* WHAT IS REQUIRED
Switch every "legend-swatch" in the listing to "legend-marker" and reproduce the lines with nothing else changed.
___ DATA SHOWN
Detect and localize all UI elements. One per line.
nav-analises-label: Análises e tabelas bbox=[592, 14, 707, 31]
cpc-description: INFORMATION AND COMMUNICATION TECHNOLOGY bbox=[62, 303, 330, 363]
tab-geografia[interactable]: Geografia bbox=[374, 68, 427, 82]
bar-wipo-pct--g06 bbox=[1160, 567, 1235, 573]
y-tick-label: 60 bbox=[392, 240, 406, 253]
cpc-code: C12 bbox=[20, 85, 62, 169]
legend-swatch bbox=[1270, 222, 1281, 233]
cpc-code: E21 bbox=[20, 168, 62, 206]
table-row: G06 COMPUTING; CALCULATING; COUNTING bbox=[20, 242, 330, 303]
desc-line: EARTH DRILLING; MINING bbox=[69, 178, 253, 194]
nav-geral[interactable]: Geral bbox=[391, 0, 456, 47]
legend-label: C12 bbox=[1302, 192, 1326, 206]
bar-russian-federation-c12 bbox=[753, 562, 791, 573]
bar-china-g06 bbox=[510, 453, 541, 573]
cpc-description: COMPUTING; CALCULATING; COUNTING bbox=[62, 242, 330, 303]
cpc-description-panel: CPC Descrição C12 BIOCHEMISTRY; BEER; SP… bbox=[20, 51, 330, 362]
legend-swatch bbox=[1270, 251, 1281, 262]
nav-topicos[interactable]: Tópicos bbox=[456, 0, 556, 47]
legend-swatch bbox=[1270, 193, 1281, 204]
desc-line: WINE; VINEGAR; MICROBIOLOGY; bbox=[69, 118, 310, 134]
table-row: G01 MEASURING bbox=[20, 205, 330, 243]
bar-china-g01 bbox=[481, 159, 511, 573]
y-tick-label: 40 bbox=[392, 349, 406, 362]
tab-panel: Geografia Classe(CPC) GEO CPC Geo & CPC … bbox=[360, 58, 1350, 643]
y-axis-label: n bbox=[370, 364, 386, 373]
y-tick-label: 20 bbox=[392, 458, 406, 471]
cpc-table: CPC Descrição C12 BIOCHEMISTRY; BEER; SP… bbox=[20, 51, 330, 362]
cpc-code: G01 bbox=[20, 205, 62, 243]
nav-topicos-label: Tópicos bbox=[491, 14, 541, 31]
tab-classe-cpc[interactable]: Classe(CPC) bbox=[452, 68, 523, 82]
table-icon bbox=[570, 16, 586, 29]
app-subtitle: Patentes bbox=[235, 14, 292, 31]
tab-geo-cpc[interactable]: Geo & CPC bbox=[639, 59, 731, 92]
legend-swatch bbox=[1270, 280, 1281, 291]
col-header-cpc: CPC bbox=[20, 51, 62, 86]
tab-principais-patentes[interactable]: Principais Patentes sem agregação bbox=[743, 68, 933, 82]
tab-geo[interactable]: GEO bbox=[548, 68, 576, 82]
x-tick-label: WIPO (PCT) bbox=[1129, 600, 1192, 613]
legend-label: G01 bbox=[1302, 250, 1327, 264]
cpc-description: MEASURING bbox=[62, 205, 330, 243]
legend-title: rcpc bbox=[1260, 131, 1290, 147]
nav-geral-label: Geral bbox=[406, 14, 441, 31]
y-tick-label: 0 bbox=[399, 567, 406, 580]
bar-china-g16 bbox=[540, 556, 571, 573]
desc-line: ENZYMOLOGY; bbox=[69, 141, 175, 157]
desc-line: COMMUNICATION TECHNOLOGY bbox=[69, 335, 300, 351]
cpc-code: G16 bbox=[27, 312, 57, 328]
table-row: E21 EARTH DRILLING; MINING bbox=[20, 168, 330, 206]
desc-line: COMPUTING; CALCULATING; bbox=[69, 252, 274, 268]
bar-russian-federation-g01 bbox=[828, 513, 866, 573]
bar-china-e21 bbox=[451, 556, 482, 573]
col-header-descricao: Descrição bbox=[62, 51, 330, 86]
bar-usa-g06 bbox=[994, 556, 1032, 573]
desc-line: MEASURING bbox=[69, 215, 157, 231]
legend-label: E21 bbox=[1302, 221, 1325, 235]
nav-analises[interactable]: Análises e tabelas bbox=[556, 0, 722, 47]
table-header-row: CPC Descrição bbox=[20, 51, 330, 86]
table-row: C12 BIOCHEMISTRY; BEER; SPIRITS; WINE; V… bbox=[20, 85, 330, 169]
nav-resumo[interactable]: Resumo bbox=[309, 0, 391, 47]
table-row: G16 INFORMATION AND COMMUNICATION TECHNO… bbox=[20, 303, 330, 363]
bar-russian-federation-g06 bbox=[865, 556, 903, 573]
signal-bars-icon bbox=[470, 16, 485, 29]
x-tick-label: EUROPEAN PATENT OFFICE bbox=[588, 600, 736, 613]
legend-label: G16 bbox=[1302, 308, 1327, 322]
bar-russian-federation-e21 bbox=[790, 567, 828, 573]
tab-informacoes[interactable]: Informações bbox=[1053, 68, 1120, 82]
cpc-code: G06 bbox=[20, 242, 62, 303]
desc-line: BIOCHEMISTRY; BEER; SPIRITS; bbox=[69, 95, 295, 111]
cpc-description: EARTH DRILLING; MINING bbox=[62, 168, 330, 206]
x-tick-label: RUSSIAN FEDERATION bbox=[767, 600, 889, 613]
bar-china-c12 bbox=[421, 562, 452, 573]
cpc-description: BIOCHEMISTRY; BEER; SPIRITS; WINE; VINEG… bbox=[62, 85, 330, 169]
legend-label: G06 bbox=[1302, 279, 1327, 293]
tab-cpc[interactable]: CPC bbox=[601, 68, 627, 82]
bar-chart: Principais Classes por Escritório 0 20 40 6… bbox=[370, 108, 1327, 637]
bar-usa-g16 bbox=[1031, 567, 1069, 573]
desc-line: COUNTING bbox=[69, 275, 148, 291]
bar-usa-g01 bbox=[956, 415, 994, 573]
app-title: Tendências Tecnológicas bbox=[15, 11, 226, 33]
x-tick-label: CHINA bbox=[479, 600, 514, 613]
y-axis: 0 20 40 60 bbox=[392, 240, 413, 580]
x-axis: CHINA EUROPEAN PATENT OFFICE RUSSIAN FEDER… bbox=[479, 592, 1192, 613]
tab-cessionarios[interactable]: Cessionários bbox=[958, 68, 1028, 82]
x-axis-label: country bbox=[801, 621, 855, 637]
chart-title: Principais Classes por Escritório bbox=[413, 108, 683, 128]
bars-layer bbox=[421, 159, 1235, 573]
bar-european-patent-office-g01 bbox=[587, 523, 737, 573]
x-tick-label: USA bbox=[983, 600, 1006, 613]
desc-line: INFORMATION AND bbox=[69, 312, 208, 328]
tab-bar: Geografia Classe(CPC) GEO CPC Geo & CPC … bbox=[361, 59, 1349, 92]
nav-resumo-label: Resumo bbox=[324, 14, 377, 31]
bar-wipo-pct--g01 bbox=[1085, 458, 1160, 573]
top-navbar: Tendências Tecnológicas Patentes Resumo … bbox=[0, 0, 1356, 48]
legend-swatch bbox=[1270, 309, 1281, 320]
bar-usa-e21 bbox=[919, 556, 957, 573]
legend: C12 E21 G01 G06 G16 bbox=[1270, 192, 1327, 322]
______
* RESULT OF THIS EXERCISE
Detect and localize all UI elements. One per line.
nav-analises-label: Análises e tabelas bbox=[592, 14, 707, 31]
cpc-description: INFORMATION AND COMMUNICATION TECHNOLOGY bbox=[62, 303, 330, 363]
tab-geografia[interactable]: Geografia bbox=[374, 68, 427, 82]
bar-wipo-pct--g06 bbox=[1160, 567, 1235, 573]
y-tick-label: 60 bbox=[392, 240, 406, 253]
cpc-code: C12 bbox=[20, 85, 62, 169]
legend-marker bbox=[1270, 222, 1281, 233]
cpc-code: E21 bbox=[20, 168, 62, 206]
table-row: G06 COMPUTING; CALCULATING; COUNTING bbox=[20, 242, 330, 303]
desc-line: EARTH DRILLING; MINING bbox=[69, 178, 253, 194]
nav-geral[interactable]: Geral bbox=[391, 0, 456, 47]
legend-label: C12 bbox=[1302, 192, 1326, 206]
bar-russian-federation-c12 bbox=[753, 562, 791, 573]
bar-china-g06 bbox=[510, 453, 541, 573]
cpc-description: COMPUTING; CALCULATING; COUNTING bbox=[62, 242, 330, 303]
cpc-description-panel: CPC Descrição C12 BIOCHEMISTRY; BEER; SP… bbox=[20, 51, 330, 362]
legend-marker bbox=[1270, 251, 1281, 262]
nav-topicos[interactable]: Tópicos bbox=[456, 0, 556, 47]
legend-marker bbox=[1270, 193, 1281, 204]
desc-line: WINE; VINEGAR; MICROBIOLOGY; bbox=[69, 118, 310, 134]
table-row: G01 MEASURING bbox=[20, 205, 330, 243]
bar-china-g01 bbox=[481, 159, 511, 573]
y-tick-label: 40 bbox=[392, 349, 406, 362]
tab-panel: Geografia Classe(CPC) GEO CPC Geo & CPC … bbox=[360, 58, 1350, 643]
y-axis-label: n bbox=[370, 364, 386, 373]
y-tick-label: 20 bbox=[392, 458, 406, 471]
cpc-table: CPC Descrição C12 BIOCHEMISTRY; BEER; SP… bbox=[20, 51, 330, 362]
cpc-code: G01 bbox=[20, 205, 62, 243]
nav-topicos-label: Tópicos bbox=[491, 14, 541, 31]
tab-classe-cpc[interactable]: Classe(CPC) bbox=[452, 68, 523, 82]
table-icon bbox=[570, 16, 586, 29]
app-subtitle: Patentes bbox=[235, 14, 292, 31]
tab-geo-cpc[interactable]: Geo & CPC bbox=[639, 59, 731, 92]
legend-marker bbox=[1270, 280, 1281, 291]
col-header-cpc: CPC bbox=[20, 51, 62, 86]
tab-principais-patentes[interactable]: Principais Patentes sem agregação bbox=[743, 68, 933, 82]
tab-geo[interactable]: GEO bbox=[548, 68, 576, 82]
x-tick-label: WIPO (PCT) bbox=[1129, 600, 1192, 613]
legend-label: G01 bbox=[1302, 250, 1327, 264]
cpc-description: MEASURING bbox=[62, 205, 330, 243]
legend-title: rcpc bbox=[1260, 131, 1290, 147]
nav-geral-label: Geral bbox=[406, 14, 441, 31]
y-tick-label: 0 bbox=[399, 567, 406, 580]
bar-china-g16 bbox=[540, 556, 571, 573]
desc-line: ENZYMOLOGY; bbox=[69, 141, 175, 157]
desc-line: COMMUNICATION TECHNOLOGY bbox=[69, 335, 300, 351]
cpc-code: G16 bbox=[27, 312, 57, 328]
table-row: E21 EARTH DRILLING; MINING bbox=[20, 168, 330, 206]
desc-line: COMPUTING; CALCULATING; bbox=[69, 252, 274, 268]
bar-russian-federation-g01 bbox=[828, 513, 866, 573]
bar-china-e21 bbox=[451, 556, 482, 573]
col-header-descricao: Descrição bbox=[62, 51, 330, 86]
bar-usa-g06 bbox=[994, 556, 1032, 573]
desc-line: MEASURING bbox=[69, 215, 157, 231]
legend-label: E21 bbox=[1302, 221, 1325, 235]
nav-analises[interactable]: Análises e tabelas bbox=[556, 0, 722, 47]
table-header-row: CPC Descrição bbox=[20, 51, 330, 86]
table-row: C12 BIOCHEMISTRY; BEER; SPIRITS; WINE; V… bbox=[20, 85, 330, 169]
nav-resumo[interactable]: Resumo bbox=[309, 0, 391, 47]
table-row: G16 INFORMATION AND COMMUNICATION TECHNO… bbox=[20, 303, 330, 363]
bar-russian-federation-g06 bbox=[865, 556, 903, 573]
signal-bars-icon bbox=[470, 16, 485, 29]
x-tick-label: EUROPEAN PATENT OFFICE bbox=[588, 600, 736, 613]
legend-label: G16 bbox=[1302, 308, 1327, 322]
bar-russian-federation-e21 bbox=[790, 567, 828, 573]
tab-informacoes[interactable]: Informações bbox=[1053, 68, 1120, 82]
cpc-code: G06 bbox=[20, 242, 62, 303]
desc-line: BIOCHEMISTRY; BEER; SPIRITS; bbox=[69, 95, 295, 111]
cpc-description: EARTH DRILLING; MINING bbox=[62, 168, 330, 206]
x-tick-label: RUSSIAN FEDERATION bbox=[767, 600, 889, 613]
bar-china-c12 bbox=[421, 562, 452, 573]
cpc-description: BIOCHEMISTRY; BEER; SPIRITS; WINE; VINEG… bbox=[62, 85, 330, 169]
legend-label: G06 bbox=[1302, 279, 1327, 293]
tab-cpc[interactable]: CPC bbox=[601, 68, 627, 82]
bar-chart: Principais Classes por Escritório 0 20 40 6… bbox=[370, 108, 1327, 637]
bar-usa-g16 bbox=[1031, 567, 1069, 573]
desc-line: COUNTING bbox=[69, 275, 148, 291]
bar-usa-g01 bbox=[956, 415, 994, 573]
app-title: Tendências Tecnológicas bbox=[15, 11, 226, 33]
x-tick-label: CHINA bbox=[479, 600, 514, 613]
y-axis: 0 20 40 60 bbox=[392, 240, 413, 580]
x-axis: CHINA EUROPEAN PATENT OFFICE RUSSIAN FEDER… bbox=[479, 592, 1192, 613]
tab-cessionarios[interactable]: Cessionários bbox=[958, 68, 1028, 82]
x-axis-label: country bbox=[801, 621, 855, 637]
chart-title: Principais Classes por Escritório bbox=[413, 108, 683, 128]
bars-layer bbox=[421, 159, 1235, 573]
bar-european-patent-office-g01 bbox=[587, 523, 737, 573]
x-tick-label: USA bbox=[983, 600, 1006, 613]
desc-line: INFORMATION AND bbox=[69, 312, 208, 328]
tab-bar: Geografia Classe(CPC) GEO CPC Geo & CPC … bbox=[361, 59, 1349, 92]
nav-resumo-label: Resumo bbox=[324, 14, 377, 31]
bar-wipo-pct--g01 bbox=[1085, 458, 1160, 573]
top-navbar: Tendências Tecnológicas Patentes Resumo … bbox=[0, 0, 1356, 48]
legend-marker bbox=[1270, 309, 1281, 320]
bar-usa-e21 bbox=[919, 556, 957, 573]
legend: C12 E21 G01 G06 G16 bbox=[1270, 192, 1327, 322]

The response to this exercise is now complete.